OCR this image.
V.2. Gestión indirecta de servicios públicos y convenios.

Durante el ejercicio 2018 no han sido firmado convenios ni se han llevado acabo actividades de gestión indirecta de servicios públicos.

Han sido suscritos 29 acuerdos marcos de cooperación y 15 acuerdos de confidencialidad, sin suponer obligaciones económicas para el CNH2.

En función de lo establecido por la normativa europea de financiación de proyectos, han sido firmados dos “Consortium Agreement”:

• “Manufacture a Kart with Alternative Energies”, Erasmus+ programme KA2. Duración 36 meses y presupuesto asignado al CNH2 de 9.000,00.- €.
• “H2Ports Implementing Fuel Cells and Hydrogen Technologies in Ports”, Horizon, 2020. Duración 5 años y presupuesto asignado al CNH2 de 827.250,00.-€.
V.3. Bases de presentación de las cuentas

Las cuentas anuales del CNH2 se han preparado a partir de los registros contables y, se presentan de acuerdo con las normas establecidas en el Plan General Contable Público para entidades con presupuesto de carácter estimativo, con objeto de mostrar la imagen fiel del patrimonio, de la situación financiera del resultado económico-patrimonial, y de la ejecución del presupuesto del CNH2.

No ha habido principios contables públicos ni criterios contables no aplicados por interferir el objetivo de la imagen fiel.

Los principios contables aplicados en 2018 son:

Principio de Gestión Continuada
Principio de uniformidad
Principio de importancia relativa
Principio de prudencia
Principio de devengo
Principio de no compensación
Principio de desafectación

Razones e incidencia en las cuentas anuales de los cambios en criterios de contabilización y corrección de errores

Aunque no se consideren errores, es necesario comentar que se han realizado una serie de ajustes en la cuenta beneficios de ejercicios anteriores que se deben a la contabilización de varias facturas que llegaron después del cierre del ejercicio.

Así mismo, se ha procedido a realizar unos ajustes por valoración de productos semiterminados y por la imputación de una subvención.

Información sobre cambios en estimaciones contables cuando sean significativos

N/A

Exercise details ▸ Whenever "presupuesto" shows up in a line of the listing, copy that whole line.

Task result ▸
• “Manufacture a Kart with Alternative Energies”, Erasmus+ programme KA2. Duración 36 meses y presupuesto asignado al CNH2 de 9.000,00.- €.
• “H2Ports Implementing Fuel Cells and Hydrogen Technologies in Ports”, Horizon, 2020. Duración 5 años y presupuesto asignado al CNH2 de 827.250,00.-€.
Las cuentas anuales del CNH2 se han preparado a partir de los registros contables y, se presentan de acuerdo con las normas establecidas en el Plan General Contable Público para entidades con presupuesto de carácter estimativo, con objeto de mostrar la imagen fiel del patrimonio, de la situación financiera del resultado económico-patrimonial, y de la ejecución del presupuesto del CNH2.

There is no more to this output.